# Input:
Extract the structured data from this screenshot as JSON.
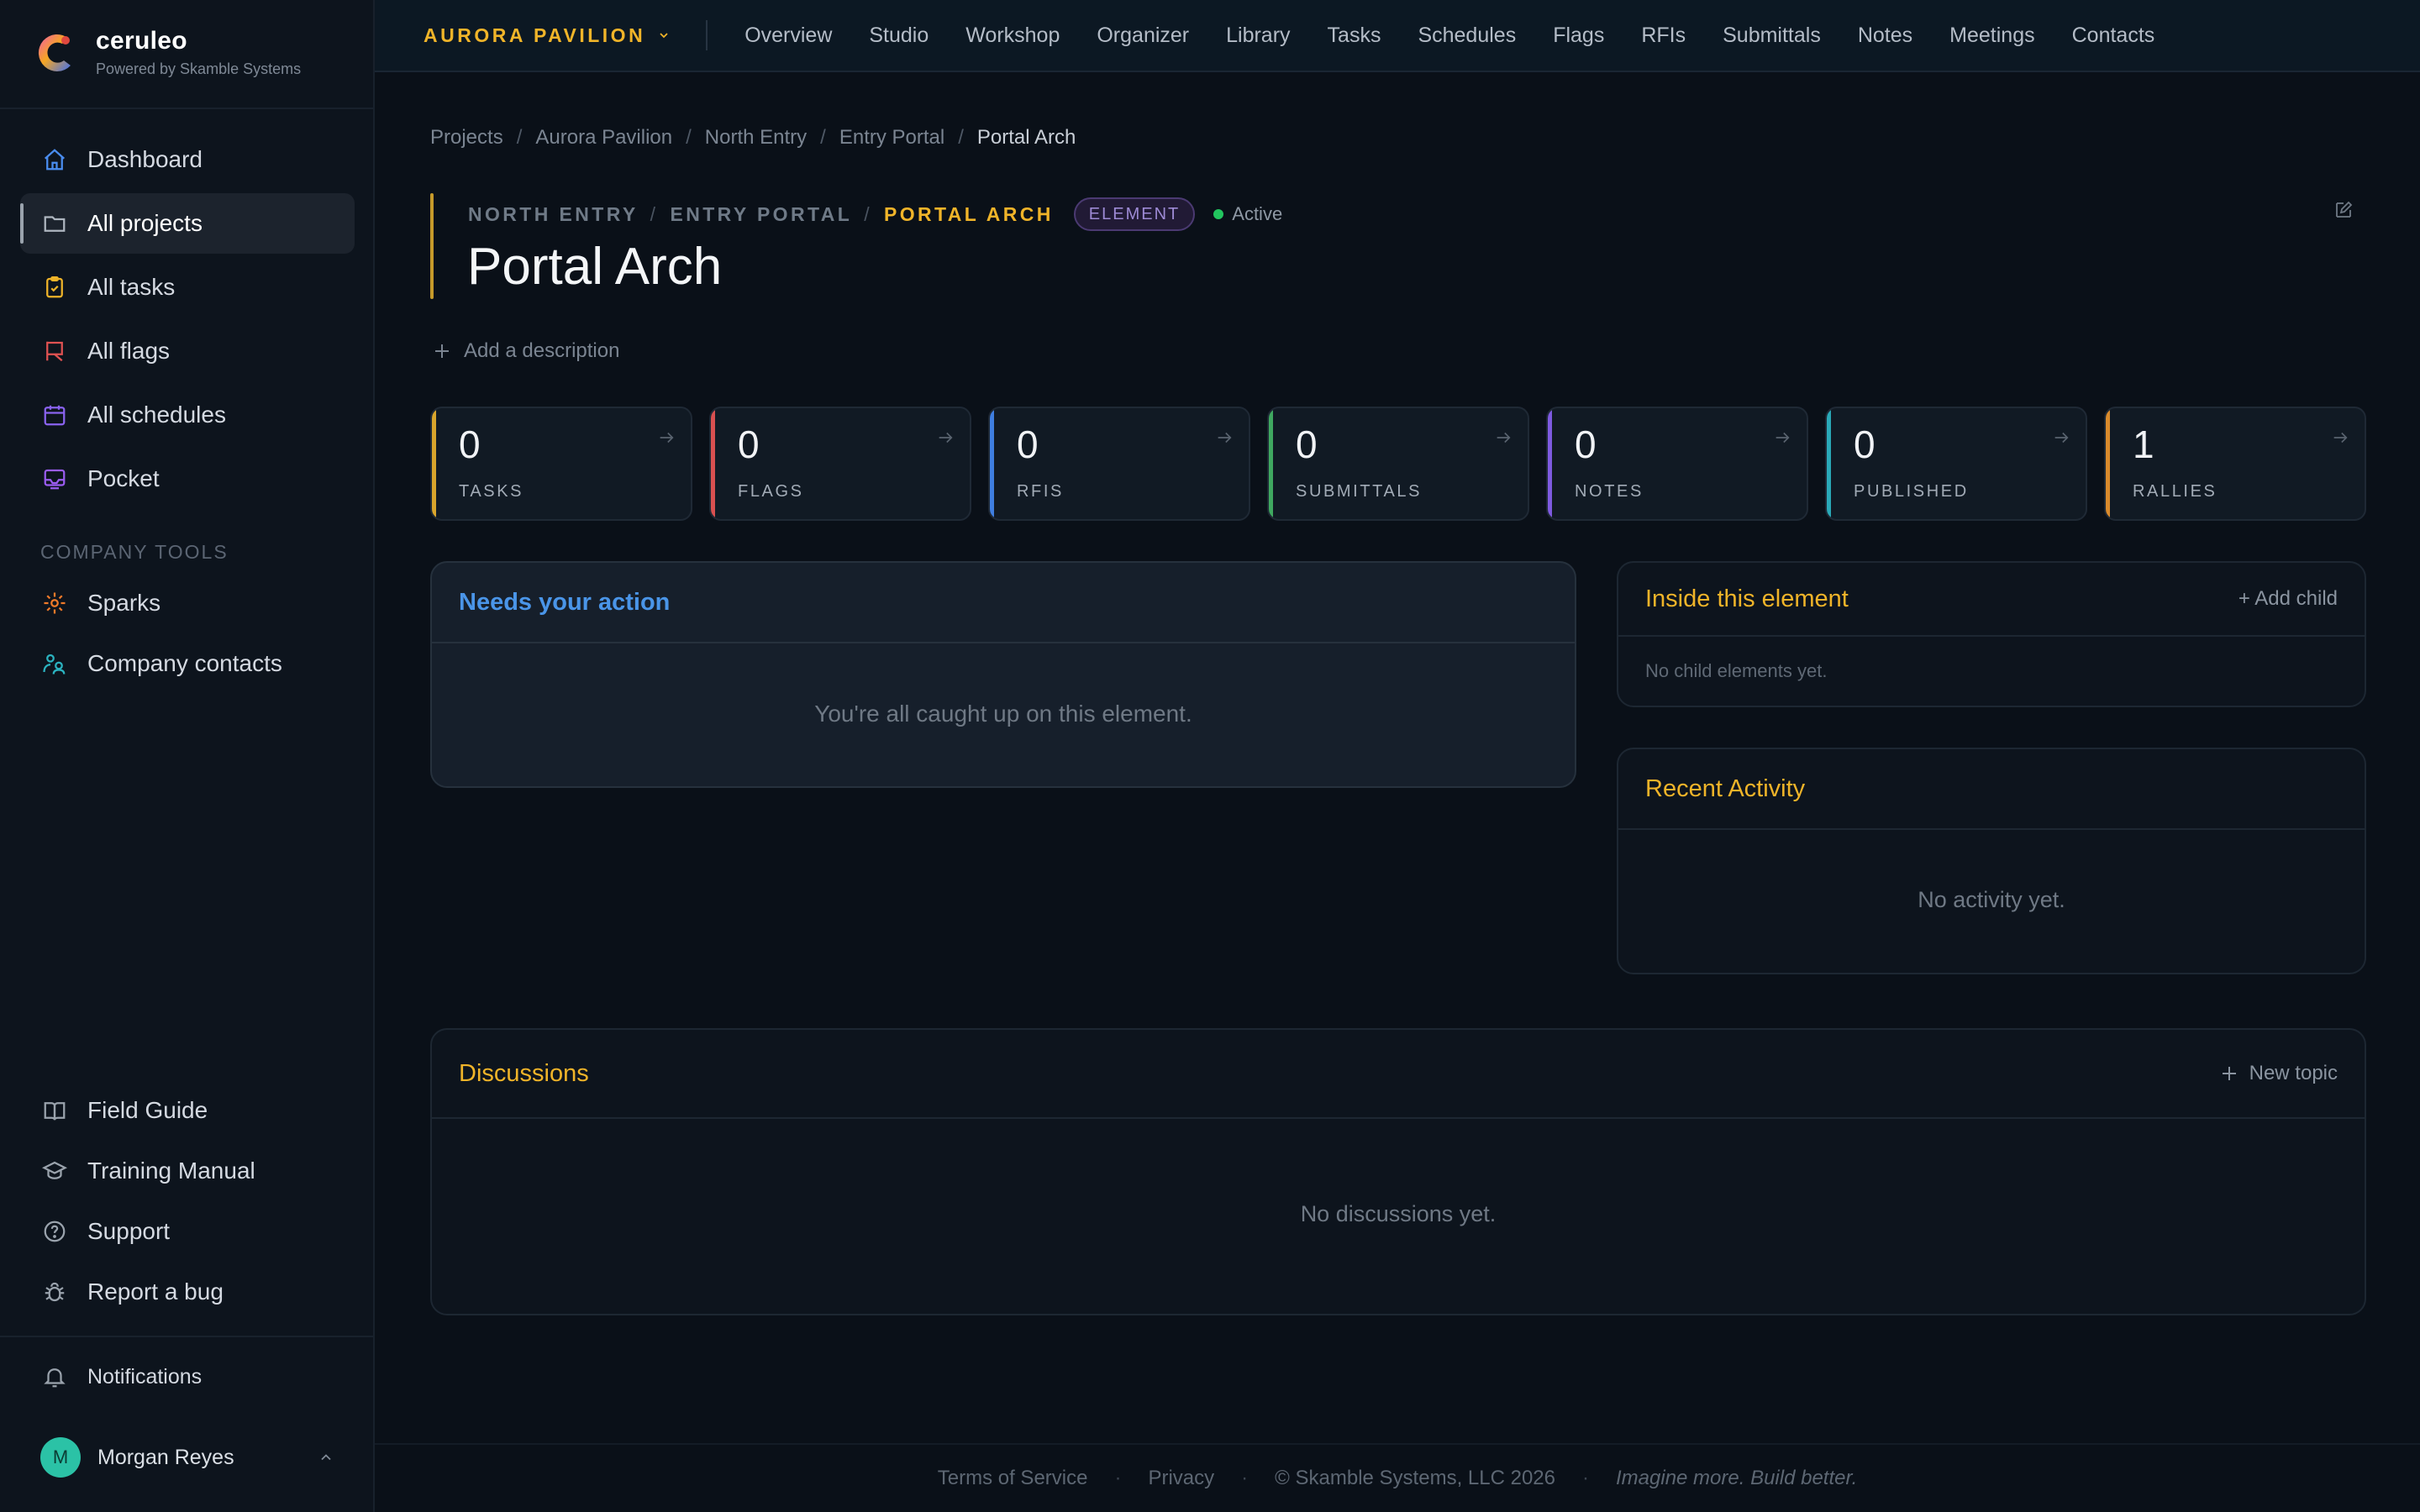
{
  "brand": {
    "name": "ceruleo",
    "subtitle": "Powered by Skamble Systems"
  },
  "sidebar": {
    "nav": [
      {
        "label": "Dashboard",
        "icon": "home-icon",
        "color": "#4a8df0"
      },
      {
        "label": "All projects",
        "icon": "folder-icon",
        "color": "#aeb6c0",
        "active": true
      },
      {
        "label": "All tasks",
        "icon": "clipboard-check-icon",
        "color": "#f0b429"
      },
      {
        "label": "All flags",
        "icon": "flag-icon",
        "color": "#e05252"
      },
      {
        "label": "All schedules",
        "icon": "calendar-icon",
        "color": "#8a63f0"
      },
      {
        "label": "Pocket",
        "icon": "inbox-icon",
        "color": "#9a5cf0"
      }
    ],
    "section_label": "COMPANY TOOLS",
    "tools": [
      {
        "label": "Sparks",
        "icon": "sparks-icon",
        "color": "#f07a29"
      },
      {
        "label": "Company contacts",
        "icon": "contacts-icon",
        "color": "#2bb3c0"
      }
    ],
    "footer_links": [
      {
        "label": "Field Guide",
        "icon": "book-icon"
      },
      {
        "label": "Training Manual",
        "icon": "graduation-cap-icon"
      },
      {
        "label": "Support",
        "icon": "support-icon"
      },
      {
        "label": "Report a bug",
        "icon": "bug-icon"
      }
    ],
    "notifications_label": "Notifications",
    "user": {
      "name": "Morgan Reyes",
      "initial": "M"
    }
  },
  "topbar": {
    "project": "AURORA PAVILION",
    "links": [
      "Overview",
      "Studio",
      "Workshop",
      "Organizer",
      "Library",
      "Tasks",
      "Schedules",
      "Flags",
      "RFIs",
      "Submittals",
      "Notes",
      "Meetings",
      "Contacts"
    ]
  },
  "breadcrumb": [
    "Projects",
    "Aurora Pavilion",
    "North Entry",
    "Entry Portal",
    "Portal Arch"
  ],
  "header": {
    "path": [
      "NORTH ENTRY",
      "ENTRY PORTAL"
    ],
    "current": "PORTAL ARCH",
    "badge": "ELEMENT",
    "status": "Active",
    "title": "Portal Arch",
    "add_description": "Add a description"
  },
  "stats": [
    {
      "value": "0",
      "label": "TASKS",
      "color": "#d9a52c"
    },
    {
      "value": "0",
      "label": "FLAGS",
      "color": "#d95050"
    },
    {
      "value": "0",
      "label": "RFIS",
      "color": "#3f7ee0"
    },
    {
      "value": "0",
      "label": "SUBMITTALS",
      "color": "#3fa860"
    },
    {
      "value": "0",
      "label": "NOTES",
      "color": "#7e5ae0"
    },
    {
      "value": "0",
      "label": "PUBLISHED",
      "color": "#2aa9b8"
    },
    {
      "value": "1",
      "label": "RALLIES",
      "color": "#d98a2c"
    }
  ],
  "needs_action": {
    "title": "Needs your action",
    "empty": "You're all caught up on this element."
  },
  "inside": {
    "title": "Inside this element",
    "action": "+ Add child",
    "empty": "No child elements yet."
  },
  "activity": {
    "title": "Recent Activity",
    "empty": "No activity yet."
  },
  "discussions": {
    "title": "Discussions",
    "action": "New topic",
    "empty": "No discussions yet."
  },
  "footer": {
    "links": [
      "Terms of Service",
      "Privacy"
    ],
    "copyright": "© Skamble Systems, LLC 2026",
    "tagline": "Imagine more. Build better."
  }
}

# Task to complete:
Copy the material above in full and exactly, skipping pictures.

# Output for this exercise:
Extract the structured data from this screenshot as JSON.
{
  "brand": {
    "name": "ceruleo",
    "subtitle": "Powered by Skamble Systems"
  },
  "sidebar": {
    "nav": [
      {
        "label": "Dashboard",
        "icon": "home-icon",
        "color": "#4a8df0"
      },
      {
        "label": "All projects",
        "icon": "folder-icon",
        "color": "#aeb6c0",
        "active": true
      },
      {
        "label": "All tasks",
        "icon": "clipboard-check-icon",
        "color": "#f0b429"
      },
      {
        "label": "All flags",
        "icon": "flag-icon",
        "color": "#e05252"
      },
      {
        "label": "All schedules",
        "icon": "calendar-icon",
        "color": "#8a63f0"
      },
      {
        "label": "Pocket",
        "icon": "inbox-icon",
        "color": "#9a5cf0"
      }
    ],
    "section_label": "COMPANY TOOLS",
    "tools": [
      {
        "label": "Sparks",
        "icon": "sparks-icon",
        "color": "#f07a29"
      },
      {
        "label": "Company contacts",
        "icon": "contacts-icon",
        "color": "#2bb3c0"
      }
    ],
    "footer_links": [
      {
        "label": "Field Guide",
        "icon": "book-icon"
      },
      {
        "label": "Training Manual",
        "icon": "graduation-cap-icon"
      },
      {
        "label": "Support",
        "icon": "support-icon"
      },
      {
        "label": "Report a bug",
        "icon": "bug-icon"
      }
    ],
    "notifications_label": "Notifications",
    "user": {
      "name": "Morgan Reyes",
      "initial": "M"
    }
  },
  "topbar": {
    "project": "AURORA PAVILION",
    "links": [
      "Overview",
      "Studio",
      "Workshop",
      "Organizer",
      "Library",
      "Tasks",
      "Schedules",
      "Flags",
      "RFIs",
      "Submittals",
      "Notes",
      "Meetings",
      "Contacts"
    ]
  },
  "breadcrumb": [
    "Projects",
    "Aurora Pavilion",
    "North Entry",
    "Entry Portal",
    "Portal Arch"
  ],
  "header": {
    "path": [
      "NORTH ENTRY",
      "ENTRY PORTAL"
    ],
    "current": "PORTAL ARCH",
    "badge": "ELEMENT",
    "status": "Active",
    "title": "Portal Arch",
    "add_description": "Add a description"
  },
  "stats": [
    {
      "value": "0",
      "label": "TASKS",
      "color": "#d9a52c"
    },
    {
      "value": "0",
      "label": "FLAGS",
      "color": "#d95050"
    },
    {
      "value": "0",
      "label": "RFIS",
      "color": "#3f7ee0"
    },
    {
      "value": "0",
      "label": "SUBMITTALS",
      "color": "#3fa860"
    },
    {
      "value": "0",
      "label": "NOTES",
      "color": "#7e5ae0"
    },
    {
      "value": "0",
      "label": "PUBLISHED",
      "color": "#2aa9b8"
    },
    {
      "value": "1",
      "label": "RALLIES",
      "color": "#d98a2c"
    }
  ],
  "needs_action": {
    "title": "Needs your action",
    "empty": "You're all caught up on this element."
  },
  "inside": {
    "title": "Inside this element",
    "action": "+ Add child",
    "empty": "No child elements yet."
  },
  "activity": {
    "title": "Recent Activity",
    "empty": "No activity yet."
  },
  "discussions": {
    "title": "Discussions",
    "action": "New topic",
    "empty": "No discussions yet."
  },
  "footer": {
    "links": [
      "Terms of Service",
      "Privacy"
    ],
    "copyright": "© Skamble Systems, LLC 2026",
    "tagline": "Imagine more. Build better."
  }
}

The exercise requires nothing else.